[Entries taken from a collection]
::::::::
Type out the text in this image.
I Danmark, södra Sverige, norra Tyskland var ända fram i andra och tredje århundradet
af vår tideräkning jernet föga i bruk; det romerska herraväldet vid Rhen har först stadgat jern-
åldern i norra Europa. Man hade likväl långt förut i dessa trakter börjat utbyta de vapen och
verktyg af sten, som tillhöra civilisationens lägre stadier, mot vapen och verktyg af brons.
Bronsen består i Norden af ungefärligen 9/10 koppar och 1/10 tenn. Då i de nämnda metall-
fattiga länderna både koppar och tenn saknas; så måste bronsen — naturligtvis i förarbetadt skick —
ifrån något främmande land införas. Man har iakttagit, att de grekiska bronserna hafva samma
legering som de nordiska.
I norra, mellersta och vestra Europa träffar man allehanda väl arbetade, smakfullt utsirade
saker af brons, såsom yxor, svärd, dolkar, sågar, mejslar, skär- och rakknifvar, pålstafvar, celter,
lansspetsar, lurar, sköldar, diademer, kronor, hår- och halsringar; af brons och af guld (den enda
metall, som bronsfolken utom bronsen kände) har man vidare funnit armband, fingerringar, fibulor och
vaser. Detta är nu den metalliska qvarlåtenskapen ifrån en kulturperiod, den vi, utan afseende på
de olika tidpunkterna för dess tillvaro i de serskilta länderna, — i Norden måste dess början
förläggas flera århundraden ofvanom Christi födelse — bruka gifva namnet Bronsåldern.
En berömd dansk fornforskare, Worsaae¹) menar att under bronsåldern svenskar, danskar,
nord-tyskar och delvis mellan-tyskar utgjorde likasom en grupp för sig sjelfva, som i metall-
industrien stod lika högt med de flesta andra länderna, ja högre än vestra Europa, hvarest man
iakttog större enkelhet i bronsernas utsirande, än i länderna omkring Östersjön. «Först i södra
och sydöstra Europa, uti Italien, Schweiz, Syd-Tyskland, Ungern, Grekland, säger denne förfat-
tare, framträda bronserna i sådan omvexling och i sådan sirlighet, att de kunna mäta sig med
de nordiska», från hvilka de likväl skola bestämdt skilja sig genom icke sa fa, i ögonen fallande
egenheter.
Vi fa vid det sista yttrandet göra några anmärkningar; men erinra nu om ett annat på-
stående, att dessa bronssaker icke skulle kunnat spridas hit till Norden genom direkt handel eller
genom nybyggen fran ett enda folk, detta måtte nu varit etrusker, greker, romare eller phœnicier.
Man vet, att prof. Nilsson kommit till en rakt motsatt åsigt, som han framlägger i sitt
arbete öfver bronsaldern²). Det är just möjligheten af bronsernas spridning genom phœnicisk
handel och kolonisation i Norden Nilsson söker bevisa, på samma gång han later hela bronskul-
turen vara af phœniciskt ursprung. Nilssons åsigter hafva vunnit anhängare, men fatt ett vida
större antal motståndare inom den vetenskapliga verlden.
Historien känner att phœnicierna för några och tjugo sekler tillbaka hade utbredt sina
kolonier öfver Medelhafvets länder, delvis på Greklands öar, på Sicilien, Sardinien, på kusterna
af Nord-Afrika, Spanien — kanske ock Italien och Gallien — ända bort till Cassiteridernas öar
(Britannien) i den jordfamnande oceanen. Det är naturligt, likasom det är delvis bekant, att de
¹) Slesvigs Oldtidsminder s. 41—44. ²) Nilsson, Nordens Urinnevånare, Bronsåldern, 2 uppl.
::::::::
Task objective: Look through the entries and find each line that has the string "större". Copy those lines.

Solution to the problem:
iakttog större enkelhet i bronsernas utsirande, än i länderna omkring Östersjön. «Först i södra
större antal motståndare inom den vetenskapliga verlden.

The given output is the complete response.